═══ Source passage

San Francisco: Andy Rubin has stepped down as the executive in charge of Google's Android operating system for smartphones and tablet computers, ending a seven-year reign that reshaped the technology industry.
The unexpected change announced Wednesday may raise new questions about Android's direction as Google duels with Apple Inc., Microsoft Corp. and a long list of other companies in the increasingly important mobile computing market.
Google is replacing Rubin with Sundar Pichai, an executive in charge of the company's Chrome Web browser and operating system for lightweight laptop computers. That move may heighten recurring speculation that the Chrome operating system eventually will supplant Android. Google executives so far only have said they want to make sure the two operating systems can operate cohesively together.
Pichai is a logical choice to succeed Rubin because there is probably going to be even more "natural confluence" between the Android and Chrome systems in the next few years, said Edward Jones analyst Josh Olson.
In a Wednesday blog post, Google CEO Larry Page said Rubin, 50, has reached a stage in his career where he wants to try something different after devoting so much time and energy to Android. Rubin, a longtime gadget lover who once worked at Apple, hatched Android at a startup that Google bought in 2005, when accessing the Internet from a mobile phone was still an exercise in frustration.
"Having exceeded even the crazy ambitious goals we dreamed of for Android - and with a really strong leadership team in place - Andy's decided it's time to hand over the reins and start a new chapter at Google," Page wrote. The company declined to disclose what Rubin's new role will be.
Google Inc.'s stock dipped $2.30 Wednesday to close at $825.31.
Although he isn't well-known outside the technology industry, Rubin ranked among the most influential figures in the early stages of the smartphone's development. Most viewed his team's work on Android as revolutionary, although the late Steve Jobs blasted the software as a shameless rip-off of the breakthroughs that Apple made with the 2007 introduction of the iPhone. The first phones running on Android came out more than a year after the iPhone's debut.
While Android's features mirror many of those on the iPhone, the way it's distributed is much different.
Rubin and his team built Android as a piece of "open-source" software that could be easily modified by other developers. That contrasts with the iPhone, whose software is tightly controlled by Apple. But Rubin also created the Nexus smartphone and tablet line as a showcase for the software.
Google also has always given away Android to device makers, content to make money from the advertising that it sells on the Google services built into the software. Making the software free has spawned an array of smartphones that are more affordable than the iPhone.
"The iPhone kind of showed the way for smartphones and then Android turned them into something that could be for everyone," said Gartner Inc. analyst Carolina Milanesi.
To herald Rubin's accomplishments, Page provided an update to Android's ubiquity Wednesday. He said the software is now running on more than 750 million smartphones and tablets throughout the world, making it the world's most widely used mobile operating system. Through December, Apple had sold about 440 million iPhones and iPads since those devices were released.
Android could get another boost Thursday with Samsung Electronics Co.'s expected release of the latest smartphone in its popular Galaxy line. Galaxy phones run on Android.

══════
═══ Data shown

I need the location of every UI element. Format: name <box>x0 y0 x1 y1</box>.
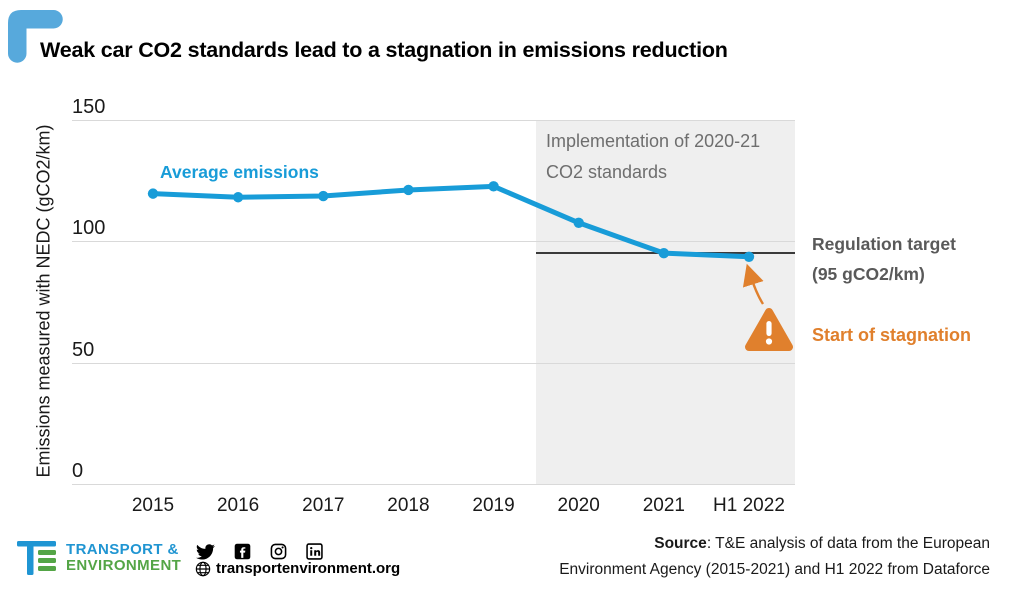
data-point <box>232 192 244 203</box>
corner-accent-shape <box>8 10 63 63</box>
target-line <box>536 252 795 255</box>
page-title: Weak car CO2 standards lead to a stagnat… <box>40 38 728 62</box>
y-tick-label: 0 <box>72 460 84 482</box>
y-tick-label: 100 <box>72 217 106 239</box>
te-logo-icon <box>17 541 56 575</box>
org-name: TRANSPORT & ENVIRONMENT <box>66 541 182 574</box>
x-tick-label: 2021 <box>642 495 685 516</box>
source-note: Source: T&E analysis of data from the Eu… <box>559 535 990 578</box>
shaded-region <box>536 119 795 484</box>
x-tick-label: 2018 <box>387 495 430 516</box>
y-tick-label: 150 <box>72 95 106 118</box>
website-label: transportenvironment.org <box>216 560 401 577</box>
gridline <box>72 362 795 364</box>
gridline <box>72 484 795 485</box>
instagram-icon <box>270 543 287 560</box>
x-tick-label: H1 2022 <box>713 495 785 516</box>
x-tick-label: 2020 <box>557 495 600 516</box>
y-axis-label: Emissions measured with NEDC (gCO2/km) <box>33 124 54 478</box>
x-tick-label: 2015 <box>131 495 175 516</box>
gridline <box>72 119 795 121</box>
source-word: Source <box>654 535 707 552</box>
x-tick-label: 2019 <box>472 495 515 516</box>
warning-icon <box>745 308 793 351</box>
social-row <box>196 543 323 560</box>
series-label: Average emissions <box>160 162 319 182</box>
linkedin-icon <box>306 543 323 560</box>
shaded-region-label: Implementation of 2020-21 CO2 standards <box>546 131 761 182</box>
data-point <box>147 188 159 199</box>
stagnation-label: Start of stagnation <box>812 325 972 345</box>
gridline <box>72 241 795 242</box>
website-row: transportenvironment.org <box>195 560 400 577</box>
data-point <box>318 190 329 202</box>
globe-icon <box>195 561 211 576</box>
data-point <box>403 184 414 196</box>
arrow-icon <box>742 263 765 305</box>
data-point <box>488 181 499 192</box>
facebook-icon <box>234 543 251 560</box>
target-label: Regulation target (95 gCO2/km) <box>812 234 956 284</box>
x-tick-label: 2016 <box>216 495 260 516</box>
y-tick-label: 50 <box>72 338 95 361</box>
twitter-icon <box>196 543 215 560</box>
x-tick-label: 2017 <box>302 495 345 516</box>
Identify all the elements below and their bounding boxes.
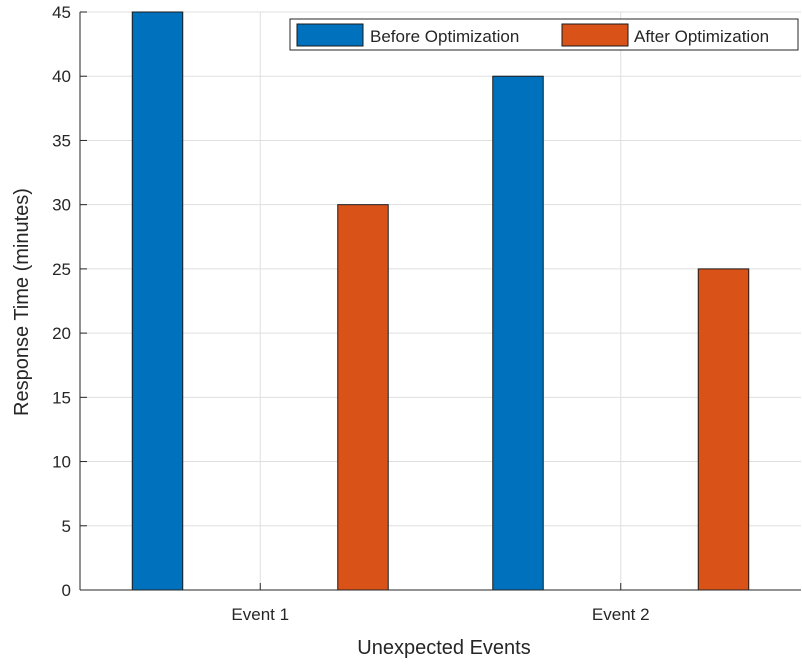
legend-swatch [561, 23, 629, 47]
y-tick-label: 40 [52, 67, 71, 86]
y-tick-label: 25 [52, 260, 71, 279]
legend-swatch [296, 23, 364, 47]
y-tick-label: 10 [52, 453, 71, 472]
y-tick-label: 45 [52, 3, 71, 22]
x-tick-label: Event 1 [231, 605, 289, 624]
bars [131, 11, 750, 591]
y-tick-label: 20 [52, 324, 71, 343]
bar [337, 204, 389, 591]
y-tick-label: 5 [62, 517, 71, 536]
legend: Before Optimization After Optimization [289, 18, 799, 51]
legend-box [289, 18, 799, 51]
y-tick-label: 35 [52, 131, 71, 150]
legend-label: Before Optimization [370, 27, 519, 46]
legend-label: After Optimization [634, 27, 769, 46]
x-tick-label: Event 2 [592, 605, 650, 624]
bar [492, 75, 544, 591]
bar [131, 11, 184, 591]
axes [79, 11, 801, 591]
y-axis-title: Response Time (minutes) [11, 188, 33, 416]
tick-labels: 0 5 10 15 20 25 30 35 40 45 Event 1 Event 2 [52, 3, 650, 624]
y-tick-label: 0 [62, 581, 71, 600]
y-tick-label: 15 [52, 388, 71, 407]
x-axis-title: Unexpected Events [357, 637, 530, 659]
grid-lines [80, 11, 801, 591]
bar [697, 268, 750, 591]
y-tick-label: 30 [52, 196, 71, 215]
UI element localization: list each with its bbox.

══════

**Problems:**
1: Output the stretch of the article on Andy Rubin leaving Android from "Pichai is a" through "analyst Josh Olson.", copied word for word.
2: From the entries, return the stretch from the line that contains "legend-swatch [561, 23, 629, 47]" through the line that contains "axes [79, 11, 801, 591]", both included, reproducing each line unchanged.

**Answers for the tasks:**
1:
Pichai is a logical choice to succeed Rubin because there is probably going to be even more "natural confluence" between the Android and Chrome systems in the next few years, said Edward Jones analyst Josh Olson.

2:
legend-swatch [561, 23, 629, 47]
y-tick-label: 40 [52, 67, 71, 86]
y-tick-label: 25 [52, 260, 71, 279]
legend-swatch [296, 23, 364, 47]
y-tick-label: 10 [52, 453, 71, 472]
y-tick-label: 45 [52, 3, 71, 22]
x-tick-label: Event 1 [231, 605, 289, 624]
bars [131, 11, 750, 591]
y-tick-label: 20 [52, 324, 71, 343]
bar [337, 204, 389, 591]
y-tick-label: 5 [62, 517, 71, 536]
legend: Before Optimization After Optimization [289, 18, 799, 51]
legend-box [289, 18, 799, 51]
y-tick-label: 35 [52, 131, 71, 150]
legend-label: Before Optimization [370, 27, 519, 46]
legend-label: After Optimization [634, 27, 769, 46]
x-tick-label: Event 2 [592, 605, 650, 624]
bar [492, 75, 544, 591]
bar [131, 11, 184, 591]
axes [79, 11, 801, 591]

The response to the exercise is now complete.